== Your objective ==
Return the data below unchanged. Drop any pictures.

== Supplied entries ==
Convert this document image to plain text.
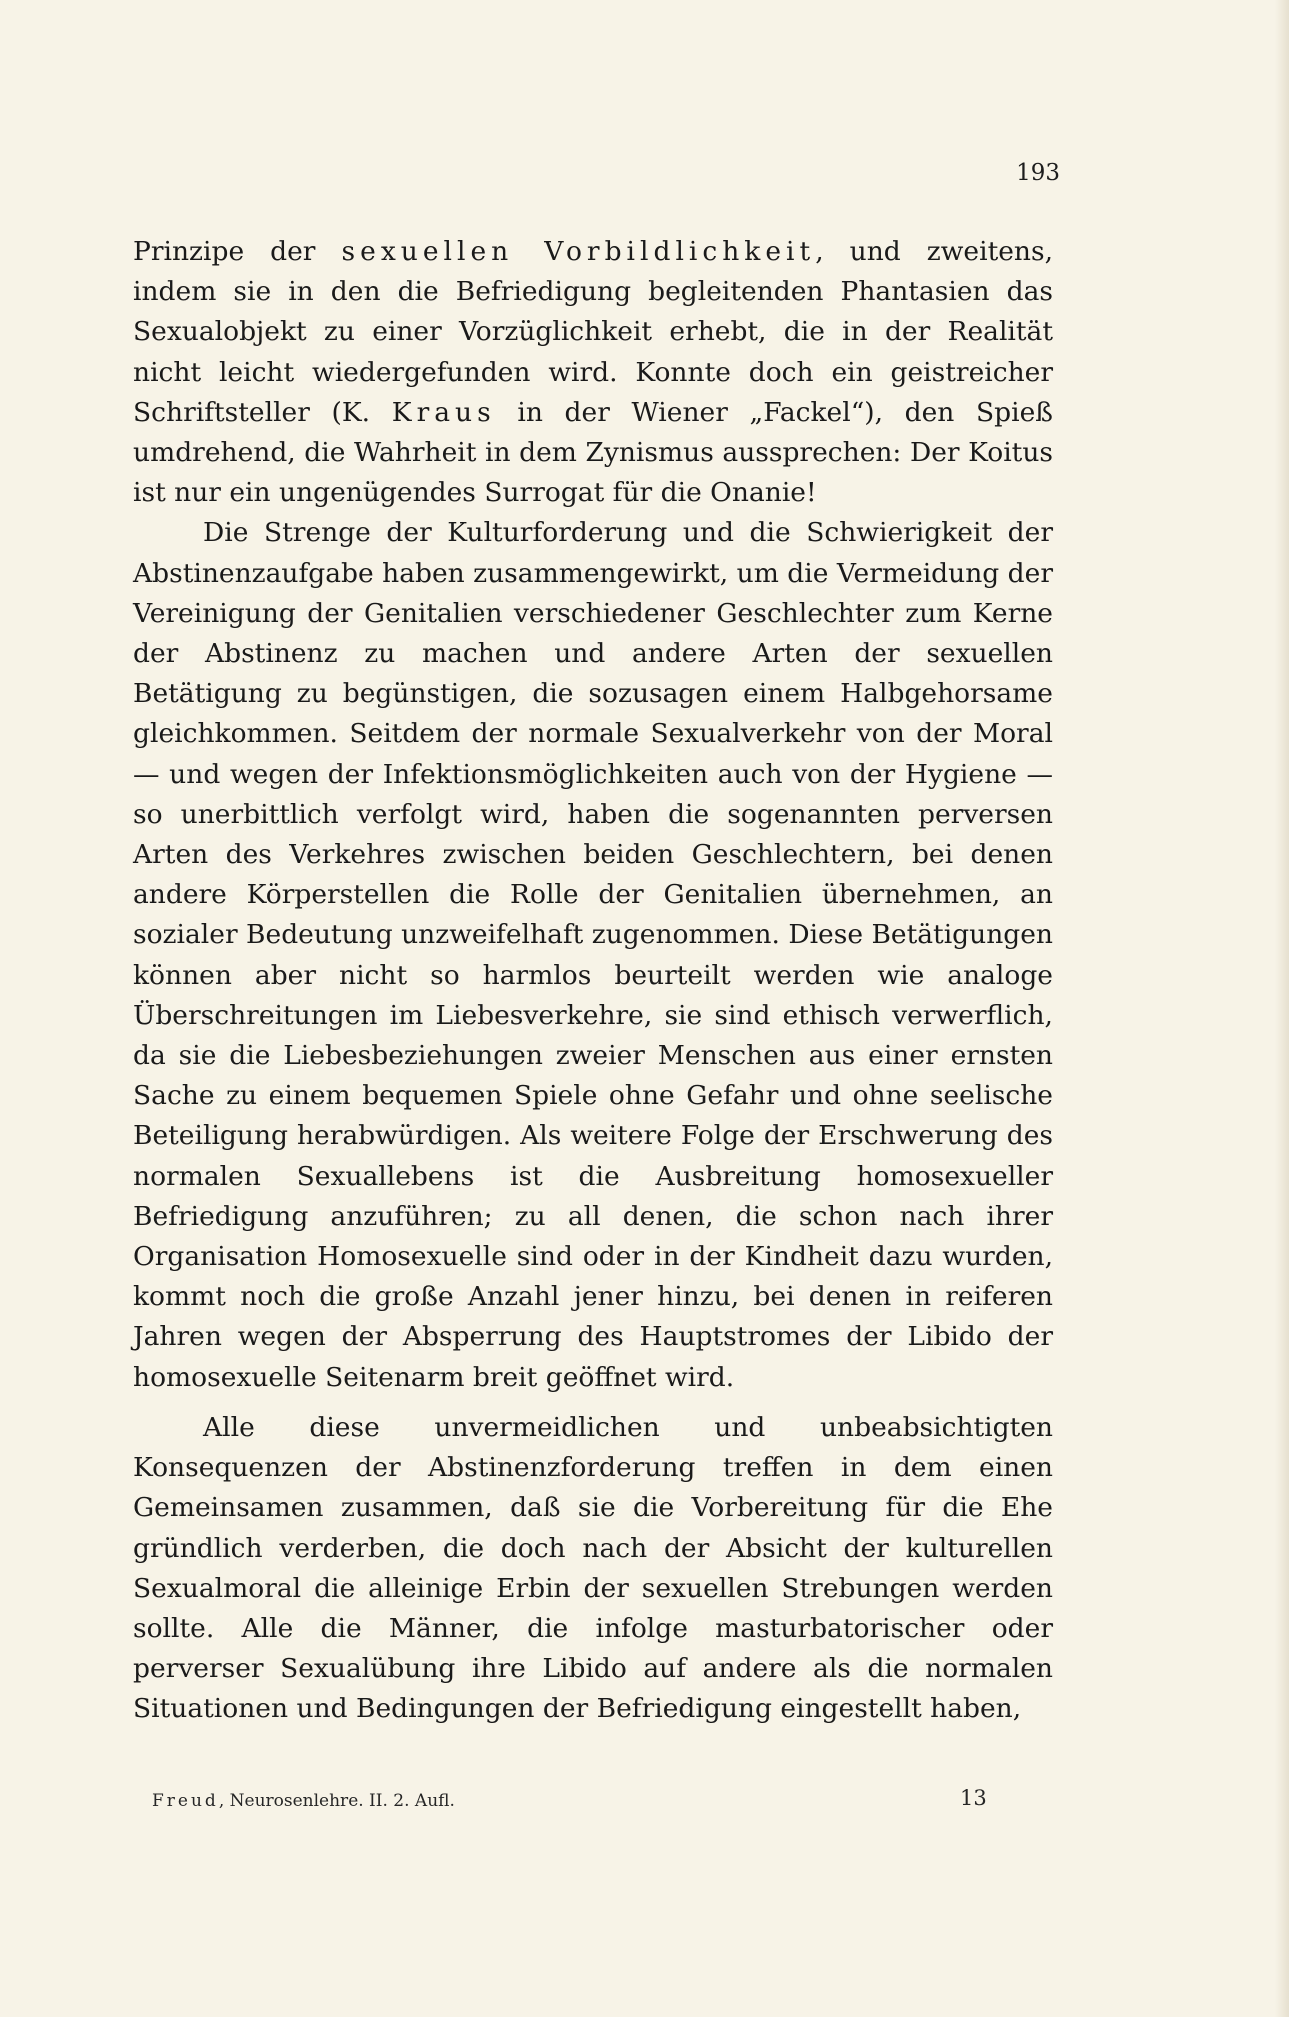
193

Prinzipe der sexuellen Vorbildlichkeit, und zweitens, indem sie in den die Befriedigung begleitenden Phantasien das Sexualobjekt zu einer Vorzüglichkeit erhebt, die in der Realität nicht leicht wiedergefunden wird. Konnte doch ein geistreicher Schriftsteller (K. Kraus in der Wiener „Fackel“), den Spieß umdrehend, die Wahrheit in dem Zynismus aussprechen: Der Koitus ist nur ein ungenügendes Surrogat für die Onanie!

Die Strenge der Kulturforderung und die Schwierigkeit der Abstinenzaufgabe haben zusammengewirkt, um die Vermeidung der Vereinigung der Genitalien verschiedener Geschlechter zum Kerne der Abstinenz zu machen und andere Arten der sexuellen Betätigung zu begünstigen, die sozusagen einem Halbgehorsame gleichkommen. Seitdem der normale Sexualverkehr von der Moral — und wegen der Infektionsmöglichkeiten auch von der Hygiene — so unerbittlich verfolgt wird, haben die sogenannten perversen Arten des Verkehres zwischen beiden Geschlechtern, bei denen andere Körperstellen die Rolle der Genitalien übernehmen, an sozialer Bedeutung unzweifelhaft zugenommen. Diese Betätigungen können aber nicht so harmlos beurteilt werden wie analoge Überschreitungen im Liebesverkehre, sie sind ethisch verwerflich, da sie die Liebesbeziehungen zweier Menschen aus einer ernsten Sache zu einem bequemen Spiele ohne Gefahr und ohne seelische Beteiligung herabwürdigen. Als weitere Folge der Erschwerung des normalen Sexuallebens ist die Ausbreitung homosexueller Befriedigung anzuführen; zu all denen, die schon nach ihrer Organisation Homosexuelle sind oder in der Kindheit dazu wurden, kommt noch die große Anzahl jener hinzu, bei denen in reiferen Jahren wegen der Absperrung des Hauptstromes der Libido der homosexuelle Seitenarm breit geöffnet wird.

Alle diese unvermeidlichen und unbeabsichtigten Konsequenzen der Abstinenzforderung treffen in dem einen Gemeinsamen zusammen, daß sie die Vorbereitung für die Ehe gründlich verderben, die doch nach der Absicht der kulturellen Sexualmoral die alleinige Erbin der sexuellen Strebungen werden sollte. Alle die Männer, die infolge masturbatorischer oder perverser Sexualübung ihre Libido auf andere als die normalen Situationen und Bedingungen der Befriedigung eingestellt haben,

Freud, Neurosenlehre. II. 2. Aufl.	13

== Result of the task ==
Convert this document image to plain text.
193

Prinzipe der sexuellen Vorbildlichkeit, und zweitens, indem sie in den die Befriedigung begleitenden Phantasien das Sexualobjekt zu einer Vorzüglichkeit erhebt, die in der Realität nicht leicht wiedergefunden wird. Konnte doch ein geistreicher Schriftsteller (K. Kraus in der Wiener „Fackel“), den Spieß umdrehend, die Wahrheit in dem Zynismus aussprechen: Der Koitus ist nur ein ungenügendes Surrogat für die Onanie!

Die Strenge der Kulturforderung und die Schwierigkeit der Abstinenzaufgabe haben zusammengewirkt, um die Vermeidung der Vereinigung der Genitalien verschiedener Geschlechter zum Kerne der Abstinenz zu machen und andere Arten der sexuellen Betätigung zu begünstigen, die sozusagen einem Halbgehorsame gleichkommen. Seitdem der normale Sexualverkehr von der Moral — und wegen der Infektionsmöglichkeiten auch von der Hygiene — so unerbittlich verfolgt wird, haben die sogenannten perversen Arten des Verkehres zwischen beiden Geschlechtern, bei denen andere Körperstellen die Rolle der Genitalien übernehmen, an sozialer Bedeutung unzweifelhaft zugenommen. Diese Betätigungen können aber nicht so harmlos beurteilt werden wie analoge Überschreitungen im Liebesverkehre, sie sind ethisch verwerflich, da sie die Liebesbeziehungen zweier Menschen aus einer ernsten Sache zu einem bequemen Spiele ohne Gefahr und ohne seelische Beteiligung herabwürdigen. Als weitere Folge der Erschwerung des normalen Sexuallebens ist die Ausbreitung homosexueller Befriedigung anzuführen; zu all denen, die schon nach ihrer Organisation Homosexuelle sind oder in der Kindheit dazu wurden, kommt noch die große Anzahl jener hinzu, bei denen in reiferen Jahren wegen der Absperrung des Hauptstromes der Libido der homosexuelle Seitenarm breit geöffnet wird.

Alle diese unvermeidlichen und unbeabsichtigten Konsequenzen der Abstinenzforderung treffen in dem einen Gemeinsamen zusammen, daß sie die Vorbereitung für die Ehe gründlich verderben, die doch nach der Absicht der kulturellen Sexualmoral die alleinige Erbin der sexuellen Strebungen werden sollte. Alle die Männer, die infolge masturbatorischer oder perverser Sexualübung ihre Libido auf andere als die normalen Situationen und Bedingungen der Befriedigung eingestellt haben,

Freud, Neurosenlehre. II. 2. Aufl.	13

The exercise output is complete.